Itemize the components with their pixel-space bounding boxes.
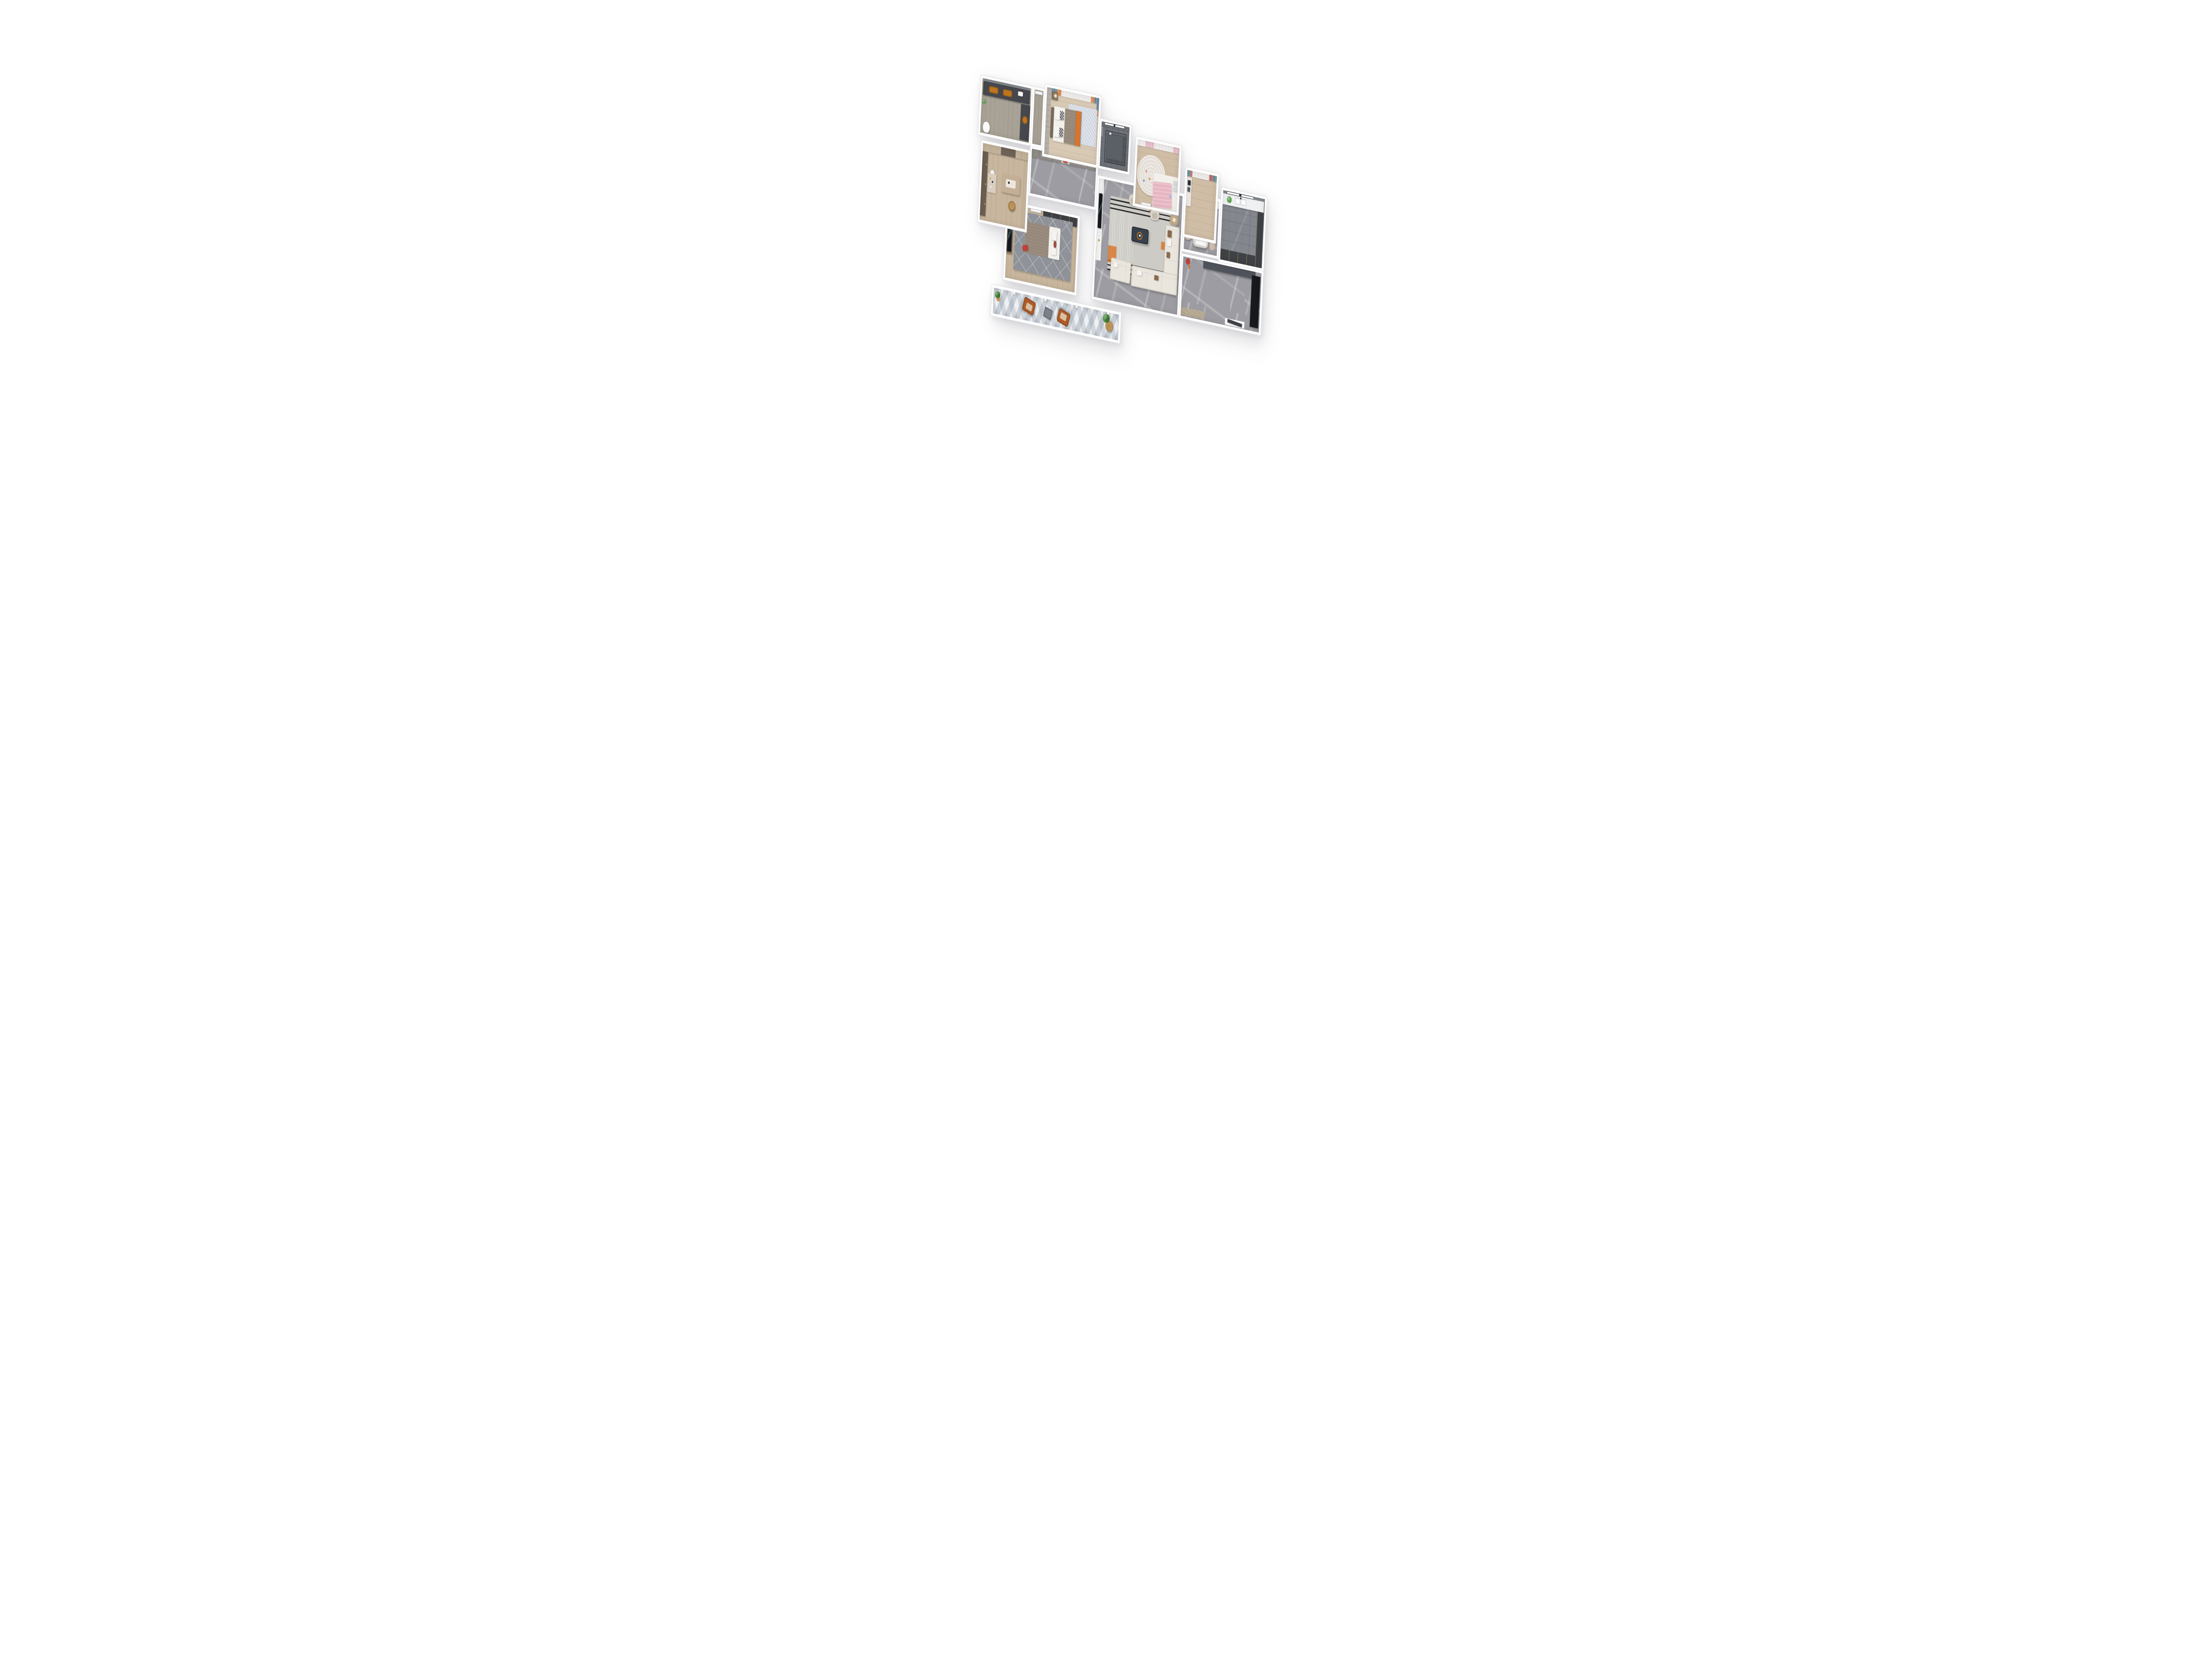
kids-door	[1141, 202, 1151, 207]
zigzag-pillow-2	[1059, 128, 1063, 137]
dressing-desk	[1001, 173, 1020, 196]
sofa-pillow-white-1	[1167, 239, 1172, 247]
teddy-bear	[1169, 195, 1172, 198]
study-curtain-teal-2	[1213, 176, 1217, 183]
oval-mirror	[1101, 126, 1103, 136]
kitchen-faucet	[1240, 197, 1241, 199]
cosmetic-3	[990, 185, 992, 188]
orange-sink-2	[1003, 89, 1012, 97]
cabinet-handle-3	[984, 203, 985, 205]
sofa-pillow-brown-2	[1167, 252, 1170, 258]
sofa-pillow-brown-3	[1154, 275, 1159, 281]
cabinet-handle-2	[985, 183, 986, 185]
rattan-stool	[1008, 200, 1016, 212]
bedroom2-blanket	[1024, 221, 1051, 258]
vanity-table	[987, 173, 996, 194]
wood-threshold	[1181, 307, 1205, 320]
glass-shower	[1104, 130, 1126, 166]
master-bedroom	[1042, 84, 1101, 168]
toilet	[983, 121, 990, 133]
kids-curtain-pink-1	[1145, 141, 1154, 149]
dressing-room	[978, 140, 1030, 232]
coat-stand	[1186, 258, 1190, 265]
kids-curtain-pink-2	[1173, 147, 1179, 154]
cabinet-handle-1	[986, 163, 987, 165]
silver-pillow-1	[1173, 181, 1178, 186]
frame-post-2	[1044, 298, 1047, 301]
master-curtains	[1051, 88, 1099, 104]
kids-bed	[1152, 172, 1179, 212]
tea-tray	[1006, 179, 1016, 189]
sofa-pillow-white-2	[1137, 270, 1142, 276]
sofa-pillow-white-3	[1114, 262, 1118, 268]
kitchen-plant	[1227, 196, 1232, 203]
living-tv	[1098, 193, 1103, 228]
shower-fixture	[1109, 132, 1112, 135]
frame-post-3	[1076, 305, 1078, 308]
closet-door	[1035, 91, 1043, 96]
study-curtain-sheer	[1192, 171, 1209, 181]
bathroom	[978, 75, 1033, 145]
ensuite-shower	[1098, 118, 1131, 175]
sofa-pillow-brown-1	[1168, 230, 1172, 238]
study	[1183, 167, 1219, 243]
study-frame-2	[1187, 187, 1190, 192]
zigzag-pillow-1	[1060, 111, 1064, 120]
bedroom2-pillow-1	[1052, 231, 1057, 241]
towel-stack	[1018, 91, 1023, 97]
tray-teaset	[1139, 234, 1141, 237]
shower-tray	[1107, 134, 1123, 161]
shower-window	[1104, 122, 1125, 129]
kids-curtain-sheer	[1154, 143, 1173, 153]
bedside-lamp	[1054, 93, 1057, 98]
nightstand	[1051, 91, 1058, 100]
maroon-pillow	[1054, 241, 1057, 248]
silver-pillow-2	[1173, 187, 1177, 192]
apartment-plan: SKYDANCE	[970, 68, 1273, 378]
kids-curtains	[1137, 139, 1179, 154]
entry-tall-cabinet	[1249, 275, 1260, 328]
kids-bedroom	[1133, 136, 1182, 215]
cosmetic-2	[992, 181, 993, 183]
study-sideboard	[1186, 177, 1192, 206]
balcony-side-table	[1043, 307, 1053, 320]
orange-vase	[1189, 264, 1190, 269]
dressing-wall-cabinets	[983, 143, 1028, 161]
toy-3	[1143, 179, 1145, 182]
accent-chair-2-cushion	[1152, 213, 1158, 219]
bathroom-plant	[983, 99, 986, 104]
curtain-sheer	[1061, 90, 1091, 102]
kitchen	[1218, 187, 1267, 271]
kids-curtain-white	[1137, 139, 1145, 147]
lounge-cushion-2	[1060, 312, 1067, 322]
orange-sink-1	[989, 86, 998, 94]
lounge-cushion-1	[1025, 302, 1033, 312]
floor-plan-scene: SKYDANCE	[824, 0, 1372, 420]
open-shelf	[1001, 147, 1016, 158]
side-table-lamp	[1172, 217, 1176, 222]
lounge-chair-2	[1056, 308, 1071, 328]
curtain-blue-2	[1094, 97, 1099, 104]
kitchen-sink-2	[1241, 199, 1246, 206]
frame-post-1	[1013, 292, 1015, 295]
bedroom2-door	[1031, 208, 1041, 213]
sculpture-decor	[1098, 232, 1101, 236]
teacup	[1012, 183, 1013, 185]
tv-feature-wall	[1095, 178, 1104, 261]
round-basin	[1022, 116, 1028, 125]
red-pillow	[1022, 245, 1028, 251]
bathroom-side-cabinet	[1019, 104, 1030, 141]
toy-1	[1146, 170, 1147, 172]
cosmetic-1	[990, 178, 991, 180]
toy-2	[1149, 178, 1151, 180]
teapot	[1008, 181, 1010, 184]
master-bed	[1050, 105, 1082, 147]
study-frame-1	[1188, 180, 1191, 185]
dressing-tall-cabinet	[980, 151, 989, 216]
lounge-chair-1	[1022, 296, 1036, 316]
kitchen-sink-1	[1235, 198, 1240, 205]
sofa-east-section	[1163, 225, 1180, 278]
gold-decor	[1098, 239, 1100, 242]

◇ ◇ ◇ ◇

Task objective = Could you render everything from the line containing "202, 1151, 207]" down to the line containing "307, 1205, 320]" as a Markdown table with a Row column for the row number and an Entry column for the line, skipping any blank lines?

Exercise result =
| Row | Entry |
|---|---|
| 1 | kids-door	[1141, 202, 1151, 207] |
| 2 | zigzag-pillow-2	[1059, 128, 1063, 137] |
| 3 | dressing-desk	[1001, 173, 1020, 196] |
| 4 | sofa-pillow-white-1	[1167, 239, 1172, 247] |
| 5 | teddy-bear	[1169, 195, 1172, 198] |
| 6 | study-curtain-teal-2	[1213, 176, 1217, 183] |
| 7 | oval-mirror	[1101, 126, 1103, 136] |
| 8 | kitchen-faucet	[1240, 197, 1241, 199] |
| 9 | cosmetic-3	[990, 185, 992, 188] |
| 10 | orange-sink-2	[1003, 89, 1012, 97] |
| 11 | cabinet-handle-3	[984, 203, 985, 205] |
| 12 | sofa-pillow-brown-2	[1167, 252, 1170, 258] |
| 13 | sofa-pillow-brown-3	[1154, 275, 1159, 281] |
| 14 | cabinet-handle-2	[985, 183, 986, 185] |
| 15 | rattan-stool	[1008, 200, 1016, 212] |
| 16 | bedroom2-blanket	[1024, 221, 1051, 258] |
| 17 | vanity-table	[987, 173, 996, 194] |
| 18 | wood-threshold	[1181, 307, 1205, 320] |